◆ **PROBLEM DESCRIPTION**
Print every line of the listing exactly, please.

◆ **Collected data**
-=-=-=-=-
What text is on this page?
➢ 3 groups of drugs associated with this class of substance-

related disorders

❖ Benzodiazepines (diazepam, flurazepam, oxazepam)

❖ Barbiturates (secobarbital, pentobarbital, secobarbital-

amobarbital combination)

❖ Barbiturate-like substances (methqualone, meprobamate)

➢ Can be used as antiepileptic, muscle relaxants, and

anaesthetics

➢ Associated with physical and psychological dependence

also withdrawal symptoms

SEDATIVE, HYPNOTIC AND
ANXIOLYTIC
-=-=-=-=-
◆ **FINISHED EXERCISE**
What text is on this page?
➢ 3 groups of drugs associated with this class of substance-

related disorders

❖ Benzodiazepines (diazepam, flurazepam, oxazepam)

❖ Barbiturates (secobarbital, pentobarbital, secobarbital-

amobarbital combination)

❖ Barbiturate-like substances (methqualone, meprobamate)

➢ Can be used as antiepileptic, muscle relaxants, and

anaesthetics

➢ Associated with physical and psychological dependence

also withdrawal symptoms

SEDATIVE, HYPNOTIC AND
ANXIOLYTIC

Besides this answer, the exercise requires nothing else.